Excerpt to read:
◆ ◆ ◆ ◆
Through her ongoing digital art practice Vicki has been working in online collaborative environments with colleagues in Aotearoa/NZ and overseas, being one of a networked performance troupe since 2001. The four members of this group, who have never physically met, collaborated with a local developer to create an open source software to provide their performance environment; UpStage was launched in 2003. Now in Version 2.1 the continued development has been through working with developers and third year Computing Students at Auckland University of Technology all via web only contact.
The UpStage team have performed in festivals here and abroad, delivered presentations, lectures and workshops to a broad range of education institutions and are in their third year of coordinating an online festival of performance that includes artists and audiences around the world.
◆ ◆ ◆ ◆
Activity A:
Answer each question from the passage on UpStage:
(i) How many members are in the networked performance troupe?
(ii) In what year was UpStage launched?
(iii) In which year of coordinating the online festival of performance is the UpStage team?
Activity B:
Return verbatim the portion of the passage on UpStage from "Through her ongoing" up to and including "around the world.".
The material after the passage on UpStage is separate from it.

Supplied material:
◆ ◆ ◆ ◆
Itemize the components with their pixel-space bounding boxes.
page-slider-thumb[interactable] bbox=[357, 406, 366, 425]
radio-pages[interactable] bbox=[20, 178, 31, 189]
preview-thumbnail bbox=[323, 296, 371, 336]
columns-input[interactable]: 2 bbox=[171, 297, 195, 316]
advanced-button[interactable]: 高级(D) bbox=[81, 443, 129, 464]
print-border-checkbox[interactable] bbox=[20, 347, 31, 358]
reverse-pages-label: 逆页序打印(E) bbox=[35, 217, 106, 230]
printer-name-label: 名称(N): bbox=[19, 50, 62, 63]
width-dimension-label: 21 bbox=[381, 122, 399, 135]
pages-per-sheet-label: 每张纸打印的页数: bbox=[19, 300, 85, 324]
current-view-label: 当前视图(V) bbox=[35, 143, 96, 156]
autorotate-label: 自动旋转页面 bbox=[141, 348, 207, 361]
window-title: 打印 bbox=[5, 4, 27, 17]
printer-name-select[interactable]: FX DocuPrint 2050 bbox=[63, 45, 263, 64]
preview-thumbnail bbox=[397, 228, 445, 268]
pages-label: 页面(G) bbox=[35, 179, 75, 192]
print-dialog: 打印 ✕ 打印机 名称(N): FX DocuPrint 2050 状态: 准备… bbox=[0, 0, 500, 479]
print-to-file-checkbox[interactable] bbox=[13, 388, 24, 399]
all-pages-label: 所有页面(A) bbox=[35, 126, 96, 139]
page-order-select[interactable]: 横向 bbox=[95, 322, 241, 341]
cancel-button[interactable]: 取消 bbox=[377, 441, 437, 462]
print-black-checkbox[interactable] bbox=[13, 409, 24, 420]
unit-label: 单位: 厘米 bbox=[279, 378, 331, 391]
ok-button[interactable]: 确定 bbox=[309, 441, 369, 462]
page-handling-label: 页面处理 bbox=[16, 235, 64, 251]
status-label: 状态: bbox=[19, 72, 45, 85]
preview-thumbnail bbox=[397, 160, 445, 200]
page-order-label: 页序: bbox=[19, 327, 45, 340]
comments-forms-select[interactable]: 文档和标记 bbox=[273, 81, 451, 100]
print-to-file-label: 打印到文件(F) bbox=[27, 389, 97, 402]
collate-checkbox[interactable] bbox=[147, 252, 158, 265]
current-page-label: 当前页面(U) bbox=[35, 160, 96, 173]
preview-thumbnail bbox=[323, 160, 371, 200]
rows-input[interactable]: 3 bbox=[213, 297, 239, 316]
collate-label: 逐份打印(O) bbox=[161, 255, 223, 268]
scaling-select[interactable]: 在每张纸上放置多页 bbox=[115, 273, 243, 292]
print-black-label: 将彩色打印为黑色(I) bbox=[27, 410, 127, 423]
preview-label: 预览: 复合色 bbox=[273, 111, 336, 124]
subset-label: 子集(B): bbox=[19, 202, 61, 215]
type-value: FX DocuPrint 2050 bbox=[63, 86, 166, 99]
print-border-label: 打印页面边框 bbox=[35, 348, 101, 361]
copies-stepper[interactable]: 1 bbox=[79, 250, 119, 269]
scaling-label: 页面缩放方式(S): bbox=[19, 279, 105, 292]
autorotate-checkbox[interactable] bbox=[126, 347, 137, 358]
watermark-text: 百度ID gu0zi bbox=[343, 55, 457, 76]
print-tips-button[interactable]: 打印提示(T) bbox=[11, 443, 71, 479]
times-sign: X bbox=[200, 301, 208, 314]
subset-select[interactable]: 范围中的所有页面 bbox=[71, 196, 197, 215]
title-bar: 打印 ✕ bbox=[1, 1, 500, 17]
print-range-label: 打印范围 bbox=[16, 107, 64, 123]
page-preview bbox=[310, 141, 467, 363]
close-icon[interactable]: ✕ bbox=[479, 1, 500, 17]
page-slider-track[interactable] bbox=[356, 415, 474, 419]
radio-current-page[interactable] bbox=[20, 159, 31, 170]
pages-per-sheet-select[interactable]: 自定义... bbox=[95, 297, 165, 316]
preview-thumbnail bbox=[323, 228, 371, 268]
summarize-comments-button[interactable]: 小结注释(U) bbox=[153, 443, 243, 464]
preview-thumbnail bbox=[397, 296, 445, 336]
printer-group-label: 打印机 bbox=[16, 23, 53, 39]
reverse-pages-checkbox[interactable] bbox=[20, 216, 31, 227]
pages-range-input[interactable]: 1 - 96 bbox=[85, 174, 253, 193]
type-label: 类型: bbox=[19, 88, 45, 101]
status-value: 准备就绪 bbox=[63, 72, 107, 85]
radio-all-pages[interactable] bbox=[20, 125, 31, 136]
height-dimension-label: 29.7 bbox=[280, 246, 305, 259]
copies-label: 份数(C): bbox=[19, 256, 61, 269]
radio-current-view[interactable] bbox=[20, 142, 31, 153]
◆ ◆ ◆ ◆
Written response A:
(i) Four
(ii) 2003
(iii) Their third year

Written response B:
Through her ongoing digital art practice Vicki has been working in online collaborative environments with colleagues in Aotearoa/NZ and overseas, being one of a networked performance troupe since 2001. The four members of this group, who have never physically met, collaborated with a local developer to create an open source software to provide their performance environment; UpStage was launched in 2003. Now in Version 2.1 the continued development has been through working with developers and third year Computing Students at Auckland University of Technology all via web only contact.
The UpStage team have performed in festivals here and abroad, delivered presentations, lectures and workshops to a broad range of education institutions and are in their third year of coordinating an online festival of performance that includes artists and audiences around the world.